* _DATASET EXTRACT_
--- START ---
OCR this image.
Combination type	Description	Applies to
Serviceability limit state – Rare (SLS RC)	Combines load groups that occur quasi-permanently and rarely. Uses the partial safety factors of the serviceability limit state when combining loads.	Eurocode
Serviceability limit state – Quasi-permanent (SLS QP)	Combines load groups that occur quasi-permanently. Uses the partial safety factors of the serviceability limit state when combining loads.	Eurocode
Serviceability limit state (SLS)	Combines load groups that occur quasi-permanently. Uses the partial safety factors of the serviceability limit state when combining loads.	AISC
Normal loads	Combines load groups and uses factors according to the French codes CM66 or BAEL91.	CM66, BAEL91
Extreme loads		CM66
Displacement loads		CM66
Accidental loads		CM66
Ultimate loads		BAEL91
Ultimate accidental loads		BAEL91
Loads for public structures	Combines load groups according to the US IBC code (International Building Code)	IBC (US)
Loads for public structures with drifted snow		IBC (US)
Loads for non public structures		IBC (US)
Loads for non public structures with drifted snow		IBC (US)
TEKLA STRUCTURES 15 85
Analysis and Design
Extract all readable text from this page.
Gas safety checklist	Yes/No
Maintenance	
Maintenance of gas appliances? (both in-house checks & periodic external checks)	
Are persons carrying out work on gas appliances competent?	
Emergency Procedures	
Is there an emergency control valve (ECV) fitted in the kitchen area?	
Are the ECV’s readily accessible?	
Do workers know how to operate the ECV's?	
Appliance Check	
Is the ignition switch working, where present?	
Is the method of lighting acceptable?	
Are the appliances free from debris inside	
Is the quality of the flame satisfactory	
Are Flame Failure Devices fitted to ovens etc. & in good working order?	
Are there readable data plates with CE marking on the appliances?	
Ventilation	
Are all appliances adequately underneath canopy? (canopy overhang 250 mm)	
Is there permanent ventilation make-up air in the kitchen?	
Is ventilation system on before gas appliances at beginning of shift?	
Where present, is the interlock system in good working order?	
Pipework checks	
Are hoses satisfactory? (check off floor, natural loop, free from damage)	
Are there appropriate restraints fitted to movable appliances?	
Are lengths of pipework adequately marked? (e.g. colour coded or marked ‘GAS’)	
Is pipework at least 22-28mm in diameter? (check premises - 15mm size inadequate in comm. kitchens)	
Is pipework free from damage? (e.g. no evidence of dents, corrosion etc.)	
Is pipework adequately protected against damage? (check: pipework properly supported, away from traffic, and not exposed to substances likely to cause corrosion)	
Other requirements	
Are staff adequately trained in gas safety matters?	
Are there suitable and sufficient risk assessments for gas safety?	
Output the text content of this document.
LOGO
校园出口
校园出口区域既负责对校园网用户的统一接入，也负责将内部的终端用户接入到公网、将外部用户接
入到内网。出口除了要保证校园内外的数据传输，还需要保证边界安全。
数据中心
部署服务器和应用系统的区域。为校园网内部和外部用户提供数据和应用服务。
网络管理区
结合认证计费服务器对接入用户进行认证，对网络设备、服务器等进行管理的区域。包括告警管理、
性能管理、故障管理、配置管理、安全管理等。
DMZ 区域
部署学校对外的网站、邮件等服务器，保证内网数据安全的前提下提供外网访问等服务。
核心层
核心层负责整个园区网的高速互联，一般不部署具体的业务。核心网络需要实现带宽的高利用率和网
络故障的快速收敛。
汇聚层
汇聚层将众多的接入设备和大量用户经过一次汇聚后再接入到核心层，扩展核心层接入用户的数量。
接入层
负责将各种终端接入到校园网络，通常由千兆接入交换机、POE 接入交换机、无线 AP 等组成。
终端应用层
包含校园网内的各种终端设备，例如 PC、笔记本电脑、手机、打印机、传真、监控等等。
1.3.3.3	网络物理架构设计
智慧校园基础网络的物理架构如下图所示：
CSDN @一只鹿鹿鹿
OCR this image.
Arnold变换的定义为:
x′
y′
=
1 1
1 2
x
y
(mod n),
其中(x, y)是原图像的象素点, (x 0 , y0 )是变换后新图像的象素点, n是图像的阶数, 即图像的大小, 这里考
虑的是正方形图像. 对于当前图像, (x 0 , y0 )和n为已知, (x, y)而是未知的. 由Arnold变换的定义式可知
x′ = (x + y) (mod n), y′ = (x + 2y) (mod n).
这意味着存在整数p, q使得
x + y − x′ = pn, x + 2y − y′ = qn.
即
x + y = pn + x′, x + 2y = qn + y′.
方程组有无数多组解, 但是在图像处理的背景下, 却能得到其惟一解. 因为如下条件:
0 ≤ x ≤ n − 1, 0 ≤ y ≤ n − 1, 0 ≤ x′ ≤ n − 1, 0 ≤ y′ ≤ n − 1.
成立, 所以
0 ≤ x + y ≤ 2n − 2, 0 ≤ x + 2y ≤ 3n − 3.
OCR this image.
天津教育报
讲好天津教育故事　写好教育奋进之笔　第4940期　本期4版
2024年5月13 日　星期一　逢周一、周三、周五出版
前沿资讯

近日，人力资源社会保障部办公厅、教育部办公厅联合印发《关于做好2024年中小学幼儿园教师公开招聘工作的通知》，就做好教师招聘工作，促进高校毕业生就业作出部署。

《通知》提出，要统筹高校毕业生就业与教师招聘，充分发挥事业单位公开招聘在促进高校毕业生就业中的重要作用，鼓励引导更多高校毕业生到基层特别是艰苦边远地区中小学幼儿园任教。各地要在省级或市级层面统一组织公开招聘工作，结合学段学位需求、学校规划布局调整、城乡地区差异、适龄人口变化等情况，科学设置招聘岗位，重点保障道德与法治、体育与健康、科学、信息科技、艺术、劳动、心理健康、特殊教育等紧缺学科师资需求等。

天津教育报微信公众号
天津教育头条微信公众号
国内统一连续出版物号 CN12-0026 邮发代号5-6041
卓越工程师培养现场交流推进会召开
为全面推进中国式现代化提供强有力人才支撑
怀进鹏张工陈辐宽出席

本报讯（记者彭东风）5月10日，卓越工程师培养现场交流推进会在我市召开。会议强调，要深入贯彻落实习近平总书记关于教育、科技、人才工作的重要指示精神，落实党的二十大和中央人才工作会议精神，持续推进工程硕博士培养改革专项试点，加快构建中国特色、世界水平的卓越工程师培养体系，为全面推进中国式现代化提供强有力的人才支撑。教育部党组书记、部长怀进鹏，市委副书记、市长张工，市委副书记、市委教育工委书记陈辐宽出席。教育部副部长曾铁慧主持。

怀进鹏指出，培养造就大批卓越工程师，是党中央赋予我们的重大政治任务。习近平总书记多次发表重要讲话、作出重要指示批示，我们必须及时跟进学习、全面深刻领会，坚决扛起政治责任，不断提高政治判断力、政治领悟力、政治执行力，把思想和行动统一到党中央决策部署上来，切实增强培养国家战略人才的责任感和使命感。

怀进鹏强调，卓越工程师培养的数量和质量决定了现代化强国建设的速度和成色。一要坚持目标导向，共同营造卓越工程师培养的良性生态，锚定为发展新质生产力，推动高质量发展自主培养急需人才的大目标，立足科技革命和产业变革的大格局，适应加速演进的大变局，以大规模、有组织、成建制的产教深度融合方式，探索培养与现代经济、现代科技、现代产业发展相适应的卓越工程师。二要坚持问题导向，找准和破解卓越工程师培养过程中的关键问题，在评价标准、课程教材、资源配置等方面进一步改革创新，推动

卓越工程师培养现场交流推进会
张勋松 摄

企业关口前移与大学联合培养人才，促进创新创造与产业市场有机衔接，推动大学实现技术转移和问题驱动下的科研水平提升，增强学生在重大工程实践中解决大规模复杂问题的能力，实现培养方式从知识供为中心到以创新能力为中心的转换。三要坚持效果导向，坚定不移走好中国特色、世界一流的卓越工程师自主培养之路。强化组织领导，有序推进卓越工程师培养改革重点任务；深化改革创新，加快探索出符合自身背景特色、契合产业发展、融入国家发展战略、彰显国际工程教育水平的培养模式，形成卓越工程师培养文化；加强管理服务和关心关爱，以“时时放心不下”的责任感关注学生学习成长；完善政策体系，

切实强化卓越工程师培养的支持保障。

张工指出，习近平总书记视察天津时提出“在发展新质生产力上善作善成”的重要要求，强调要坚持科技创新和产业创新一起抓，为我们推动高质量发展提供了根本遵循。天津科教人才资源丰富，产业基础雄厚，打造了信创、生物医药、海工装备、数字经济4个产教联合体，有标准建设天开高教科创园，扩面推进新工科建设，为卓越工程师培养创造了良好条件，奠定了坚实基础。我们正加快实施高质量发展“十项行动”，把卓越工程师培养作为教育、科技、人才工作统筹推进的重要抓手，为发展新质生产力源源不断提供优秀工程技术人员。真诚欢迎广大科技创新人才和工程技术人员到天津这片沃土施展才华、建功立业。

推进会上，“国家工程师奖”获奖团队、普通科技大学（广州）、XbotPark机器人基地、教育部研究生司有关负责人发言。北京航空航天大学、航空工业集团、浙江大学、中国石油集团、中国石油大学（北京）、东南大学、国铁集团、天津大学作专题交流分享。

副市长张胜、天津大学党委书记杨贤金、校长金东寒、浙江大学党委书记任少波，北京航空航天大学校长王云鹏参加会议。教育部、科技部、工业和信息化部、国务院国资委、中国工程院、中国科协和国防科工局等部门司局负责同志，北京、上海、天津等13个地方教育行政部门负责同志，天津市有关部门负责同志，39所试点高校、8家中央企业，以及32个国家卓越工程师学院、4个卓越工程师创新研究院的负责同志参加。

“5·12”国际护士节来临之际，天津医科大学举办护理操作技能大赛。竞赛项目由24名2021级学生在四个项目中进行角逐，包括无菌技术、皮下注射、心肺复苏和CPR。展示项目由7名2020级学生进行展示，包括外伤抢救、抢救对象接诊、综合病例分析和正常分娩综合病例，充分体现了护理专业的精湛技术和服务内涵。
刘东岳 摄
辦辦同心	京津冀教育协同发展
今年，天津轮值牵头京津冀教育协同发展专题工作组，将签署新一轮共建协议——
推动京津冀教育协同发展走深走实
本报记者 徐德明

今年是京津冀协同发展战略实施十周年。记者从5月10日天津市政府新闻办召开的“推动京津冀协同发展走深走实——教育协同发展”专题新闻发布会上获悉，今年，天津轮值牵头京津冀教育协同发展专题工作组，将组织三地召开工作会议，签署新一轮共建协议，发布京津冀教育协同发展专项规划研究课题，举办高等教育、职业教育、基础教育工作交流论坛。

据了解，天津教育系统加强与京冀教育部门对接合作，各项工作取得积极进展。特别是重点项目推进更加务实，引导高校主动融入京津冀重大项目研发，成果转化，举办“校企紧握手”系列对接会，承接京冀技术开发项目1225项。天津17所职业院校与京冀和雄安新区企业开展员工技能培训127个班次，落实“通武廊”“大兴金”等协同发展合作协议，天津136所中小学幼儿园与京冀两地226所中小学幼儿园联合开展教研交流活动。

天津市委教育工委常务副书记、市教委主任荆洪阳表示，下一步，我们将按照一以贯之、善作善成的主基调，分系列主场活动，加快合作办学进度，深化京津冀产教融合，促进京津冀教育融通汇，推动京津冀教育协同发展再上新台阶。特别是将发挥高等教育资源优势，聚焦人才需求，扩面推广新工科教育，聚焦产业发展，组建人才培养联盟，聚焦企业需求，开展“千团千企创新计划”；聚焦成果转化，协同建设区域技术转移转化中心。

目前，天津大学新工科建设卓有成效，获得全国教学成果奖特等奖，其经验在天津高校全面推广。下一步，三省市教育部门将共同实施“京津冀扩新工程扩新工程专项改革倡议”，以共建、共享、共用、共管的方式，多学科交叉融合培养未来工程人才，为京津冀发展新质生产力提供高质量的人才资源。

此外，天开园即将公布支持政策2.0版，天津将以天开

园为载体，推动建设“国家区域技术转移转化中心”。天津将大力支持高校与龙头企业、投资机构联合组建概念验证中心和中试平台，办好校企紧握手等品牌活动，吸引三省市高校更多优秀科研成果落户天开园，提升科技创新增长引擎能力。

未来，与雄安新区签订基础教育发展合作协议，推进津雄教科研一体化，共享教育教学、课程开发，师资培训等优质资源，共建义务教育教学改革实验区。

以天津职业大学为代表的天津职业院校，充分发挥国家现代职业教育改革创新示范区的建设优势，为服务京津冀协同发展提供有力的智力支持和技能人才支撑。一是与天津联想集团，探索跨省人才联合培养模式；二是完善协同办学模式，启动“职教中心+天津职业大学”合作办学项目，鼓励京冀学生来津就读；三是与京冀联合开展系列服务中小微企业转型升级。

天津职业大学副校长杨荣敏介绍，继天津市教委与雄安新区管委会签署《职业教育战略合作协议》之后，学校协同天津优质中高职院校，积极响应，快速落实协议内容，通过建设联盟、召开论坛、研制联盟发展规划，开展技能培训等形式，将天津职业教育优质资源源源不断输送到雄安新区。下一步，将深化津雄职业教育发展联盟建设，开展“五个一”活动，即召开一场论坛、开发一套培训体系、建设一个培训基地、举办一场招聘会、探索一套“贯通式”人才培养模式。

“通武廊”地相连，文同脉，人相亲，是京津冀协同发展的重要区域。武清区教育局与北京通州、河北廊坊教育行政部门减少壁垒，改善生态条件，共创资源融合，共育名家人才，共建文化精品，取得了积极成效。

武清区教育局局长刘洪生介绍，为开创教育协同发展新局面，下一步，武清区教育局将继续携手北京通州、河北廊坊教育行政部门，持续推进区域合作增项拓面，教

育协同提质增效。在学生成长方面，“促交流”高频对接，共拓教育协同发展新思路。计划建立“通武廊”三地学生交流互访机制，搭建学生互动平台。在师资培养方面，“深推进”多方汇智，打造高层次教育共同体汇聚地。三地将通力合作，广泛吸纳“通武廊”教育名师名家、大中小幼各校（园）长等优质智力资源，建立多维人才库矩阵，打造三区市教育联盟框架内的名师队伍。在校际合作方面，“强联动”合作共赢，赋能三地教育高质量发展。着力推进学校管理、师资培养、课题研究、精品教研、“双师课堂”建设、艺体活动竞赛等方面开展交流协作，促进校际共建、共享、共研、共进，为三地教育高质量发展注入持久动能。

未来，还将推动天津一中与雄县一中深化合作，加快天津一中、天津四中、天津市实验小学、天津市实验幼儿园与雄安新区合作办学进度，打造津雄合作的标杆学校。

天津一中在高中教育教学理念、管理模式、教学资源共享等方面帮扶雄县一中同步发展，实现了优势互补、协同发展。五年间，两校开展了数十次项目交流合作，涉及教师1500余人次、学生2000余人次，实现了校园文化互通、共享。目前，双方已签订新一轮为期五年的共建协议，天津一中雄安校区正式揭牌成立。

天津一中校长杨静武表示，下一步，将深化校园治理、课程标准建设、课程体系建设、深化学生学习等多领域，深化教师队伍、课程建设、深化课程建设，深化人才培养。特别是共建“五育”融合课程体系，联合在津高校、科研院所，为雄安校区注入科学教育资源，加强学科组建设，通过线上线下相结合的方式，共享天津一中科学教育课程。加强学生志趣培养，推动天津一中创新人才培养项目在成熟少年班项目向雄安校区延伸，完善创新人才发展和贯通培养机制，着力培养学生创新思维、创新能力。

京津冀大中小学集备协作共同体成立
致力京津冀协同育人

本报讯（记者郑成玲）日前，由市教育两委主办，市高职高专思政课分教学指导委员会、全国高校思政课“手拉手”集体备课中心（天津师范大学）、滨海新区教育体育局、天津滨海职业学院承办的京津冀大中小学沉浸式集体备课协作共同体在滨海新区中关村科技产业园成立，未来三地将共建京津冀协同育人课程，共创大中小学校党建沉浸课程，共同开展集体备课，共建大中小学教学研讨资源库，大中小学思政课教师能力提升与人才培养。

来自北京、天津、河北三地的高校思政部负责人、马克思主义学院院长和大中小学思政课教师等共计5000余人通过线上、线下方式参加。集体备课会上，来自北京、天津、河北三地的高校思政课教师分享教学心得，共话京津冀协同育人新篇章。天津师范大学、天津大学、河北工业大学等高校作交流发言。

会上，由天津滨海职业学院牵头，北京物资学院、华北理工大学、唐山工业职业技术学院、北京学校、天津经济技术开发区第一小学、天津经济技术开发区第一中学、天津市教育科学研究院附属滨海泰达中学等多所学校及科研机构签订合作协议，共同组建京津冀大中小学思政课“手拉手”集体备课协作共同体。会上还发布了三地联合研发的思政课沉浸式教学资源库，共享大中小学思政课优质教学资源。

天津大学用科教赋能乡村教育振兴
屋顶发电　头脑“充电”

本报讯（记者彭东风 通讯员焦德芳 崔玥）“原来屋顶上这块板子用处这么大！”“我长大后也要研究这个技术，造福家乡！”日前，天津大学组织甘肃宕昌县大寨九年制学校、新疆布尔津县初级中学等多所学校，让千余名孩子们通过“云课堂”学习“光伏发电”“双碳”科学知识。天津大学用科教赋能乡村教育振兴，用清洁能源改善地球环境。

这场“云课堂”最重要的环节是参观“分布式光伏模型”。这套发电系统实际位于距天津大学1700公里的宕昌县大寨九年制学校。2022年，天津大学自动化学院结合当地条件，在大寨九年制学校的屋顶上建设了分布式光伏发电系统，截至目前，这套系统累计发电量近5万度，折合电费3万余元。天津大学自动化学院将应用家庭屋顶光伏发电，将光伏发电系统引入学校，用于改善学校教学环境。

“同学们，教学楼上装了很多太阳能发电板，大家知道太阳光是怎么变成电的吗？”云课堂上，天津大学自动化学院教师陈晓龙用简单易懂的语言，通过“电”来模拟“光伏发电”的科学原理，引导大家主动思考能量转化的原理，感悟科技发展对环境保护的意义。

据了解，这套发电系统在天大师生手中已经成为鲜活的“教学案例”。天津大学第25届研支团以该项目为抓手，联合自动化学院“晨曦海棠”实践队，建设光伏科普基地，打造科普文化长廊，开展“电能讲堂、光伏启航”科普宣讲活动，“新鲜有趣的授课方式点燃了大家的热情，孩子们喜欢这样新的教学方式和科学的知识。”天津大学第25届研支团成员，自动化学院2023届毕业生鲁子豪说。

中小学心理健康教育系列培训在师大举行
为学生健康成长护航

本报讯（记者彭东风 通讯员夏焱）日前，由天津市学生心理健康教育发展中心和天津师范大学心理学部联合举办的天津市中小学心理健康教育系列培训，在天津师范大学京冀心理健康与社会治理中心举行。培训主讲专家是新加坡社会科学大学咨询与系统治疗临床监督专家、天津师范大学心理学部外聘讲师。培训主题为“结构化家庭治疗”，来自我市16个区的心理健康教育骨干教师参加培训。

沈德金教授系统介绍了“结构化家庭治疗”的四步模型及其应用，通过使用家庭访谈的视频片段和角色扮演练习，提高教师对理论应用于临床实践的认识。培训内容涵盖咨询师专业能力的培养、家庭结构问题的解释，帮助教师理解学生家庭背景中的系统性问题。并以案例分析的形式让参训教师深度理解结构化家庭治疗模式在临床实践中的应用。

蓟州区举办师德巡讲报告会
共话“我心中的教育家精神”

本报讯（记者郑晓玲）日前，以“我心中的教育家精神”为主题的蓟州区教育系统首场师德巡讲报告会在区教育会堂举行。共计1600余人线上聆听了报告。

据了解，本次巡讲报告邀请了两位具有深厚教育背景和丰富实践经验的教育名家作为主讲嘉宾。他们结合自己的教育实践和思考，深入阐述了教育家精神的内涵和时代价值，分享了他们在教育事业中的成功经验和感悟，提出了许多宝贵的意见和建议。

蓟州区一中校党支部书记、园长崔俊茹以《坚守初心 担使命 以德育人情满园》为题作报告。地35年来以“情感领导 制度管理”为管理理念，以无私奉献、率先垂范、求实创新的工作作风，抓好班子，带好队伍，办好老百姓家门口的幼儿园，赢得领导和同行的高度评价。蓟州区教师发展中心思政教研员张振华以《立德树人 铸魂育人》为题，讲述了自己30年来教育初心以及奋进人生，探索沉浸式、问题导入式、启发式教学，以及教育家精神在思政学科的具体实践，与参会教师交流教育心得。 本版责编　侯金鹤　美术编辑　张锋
--- END ---
* _YOUR TASK_
Gather each line holding the string "damage".

* _EXERCISE SOLUTION_
Are hoses satisfactory? (check off floor, natural loop, free from damage)	
Is pipework free from damage? (e.g. no evidence of dents, corrosion etc.)	
Is pipework adequately protected against damage? (check: pipework properly supported, away from traffic, and not exposed to substances likely to cause corrosion)	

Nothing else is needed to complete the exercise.